Requirement: Copy out the data exactly, leaving the pictures behind.

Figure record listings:
--- --- ---
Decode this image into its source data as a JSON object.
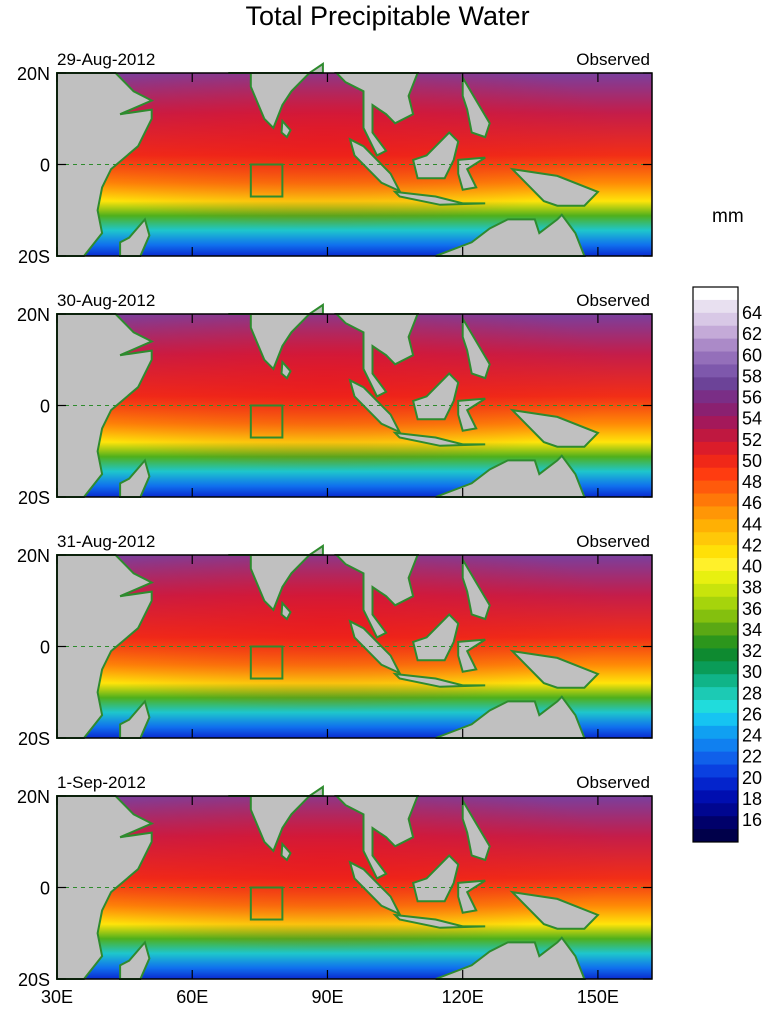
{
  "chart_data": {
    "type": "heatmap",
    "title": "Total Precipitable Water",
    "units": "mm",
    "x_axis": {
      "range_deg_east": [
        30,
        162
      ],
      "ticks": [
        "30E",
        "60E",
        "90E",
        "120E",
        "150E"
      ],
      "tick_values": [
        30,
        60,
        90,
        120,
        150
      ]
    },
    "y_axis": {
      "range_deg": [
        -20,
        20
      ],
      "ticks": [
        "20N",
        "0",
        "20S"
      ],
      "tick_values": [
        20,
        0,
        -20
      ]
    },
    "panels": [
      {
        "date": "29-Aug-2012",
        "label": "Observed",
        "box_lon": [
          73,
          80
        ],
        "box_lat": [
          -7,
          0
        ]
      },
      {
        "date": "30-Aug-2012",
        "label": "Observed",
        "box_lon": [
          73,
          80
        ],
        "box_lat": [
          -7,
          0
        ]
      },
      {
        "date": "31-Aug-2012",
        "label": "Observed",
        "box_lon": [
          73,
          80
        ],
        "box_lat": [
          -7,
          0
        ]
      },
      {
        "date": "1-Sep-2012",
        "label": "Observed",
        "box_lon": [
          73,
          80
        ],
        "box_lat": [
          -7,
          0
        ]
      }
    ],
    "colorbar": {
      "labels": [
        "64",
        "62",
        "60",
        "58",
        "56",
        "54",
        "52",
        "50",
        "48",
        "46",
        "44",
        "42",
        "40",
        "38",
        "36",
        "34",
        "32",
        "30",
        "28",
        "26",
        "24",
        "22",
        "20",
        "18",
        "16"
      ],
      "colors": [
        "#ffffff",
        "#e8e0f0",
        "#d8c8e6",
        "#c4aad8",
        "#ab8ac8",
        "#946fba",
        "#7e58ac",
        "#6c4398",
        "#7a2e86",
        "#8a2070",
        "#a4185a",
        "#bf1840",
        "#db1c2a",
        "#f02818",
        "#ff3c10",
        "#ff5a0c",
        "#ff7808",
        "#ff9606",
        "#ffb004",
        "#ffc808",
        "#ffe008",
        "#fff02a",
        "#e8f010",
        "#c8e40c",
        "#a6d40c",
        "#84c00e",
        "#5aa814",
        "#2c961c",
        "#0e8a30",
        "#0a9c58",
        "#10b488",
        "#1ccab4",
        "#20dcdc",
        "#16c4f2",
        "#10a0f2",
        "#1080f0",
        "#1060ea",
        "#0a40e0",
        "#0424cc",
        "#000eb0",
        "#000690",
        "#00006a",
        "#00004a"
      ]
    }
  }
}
--- --- ---
Correct output:
Decode this image into its source data as a JSON object.
{
  "chart_data": {
    "type": "heatmap",
    "title": "Total Precipitable Water",
    "units": "mm",
    "x_axis": {
      "range_deg_east": [
        30,
        162
      ],
      "ticks": [
        "30E",
        "60E",
        "90E",
        "120E",
        "150E"
      ],
      "tick_values": [
        30,
        60,
        90,
        120,
        150
      ]
    },
    "y_axis": {
      "range_deg": [
        -20,
        20
      ],
      "ticks": [
        "20N",
        "0",
        "20S"
      ],
      "tick_values": [
        20,
        0,
        -20
      ]
    },
    "panels": [
      {
        "date": "29-Aug-2012",
        "label": "Observed",
        "box_lon": [
          73,
          80
        ],
        "box_lat": [
          -7,
          0
        ]
      },
      {
        "date": "30-Aug-2012",
        "label": "Observed",
        "box_lon": [
          73,
          80
        ],
        "box_lat": [
          -7,
          0
        ]
      },
      {
        "date": "31-Aug-2012",
        "label": "Observed",
        "box_lon": [
          73,
          80
        ],
        "box_lat": [
          -7,
          0
        ]
      },
      {
        "date": "1-Sep-2012",
        "label": "Observed",
        "box_lon": [
          73,
          80
        ],
        "box_lat": [
          -7,
          0
        ]
      }
    ],
    "colorbar": {
      "labels": [
        "64",
        "62",
        "60",
        "58",
        "56",
        "54",
        "52",
        "50",
        "48",
        "46",
        "44",
        "42",
        "40",
        "38",
        "36",
        "34",
        "32",
        "30",
        "28",
        "26",
        "24",
        "22",
        "20",
        "18",
        "16"
      ],
      "colors": [
        "#ffffff",
        "#e8e0f0",
        "#d8c8e6",
        "#c4aad8",
        "#ab8ac8",
        "#946fba",
        "#7e58ac",
        "#6c4398",
        "#7a2e86",
        "#8a2070",
        "#a4185a",
        "#bf1840",
        "#db1c2a",
        "#f02818",
        "#ff3c10",
        "#ff5a0c",
        "#ff7808",
        "#ff9606",
        "#ffb004",
        "#ffc808",
        "#ffe008",
        "#fff02a",
        "#e8f010",
        "#c8e40c",
        "#a6d40c",
        "#84c00e",
        "#5aa814",
        "#2c961c",
        "#0e8a30",
        "#0a9c58",
        "#10b488",
        "#1ccab4",
        "#20dcdc",
        "#16c4f2",
        "#10a0f2",
        "#1080f0",
        "#1060ea",
        "#0a40e0",
        "#0424cc",
        "#000eb0",
        "#000690",
        "#00006a",
        "#00004a"
      ]
    }
  }
}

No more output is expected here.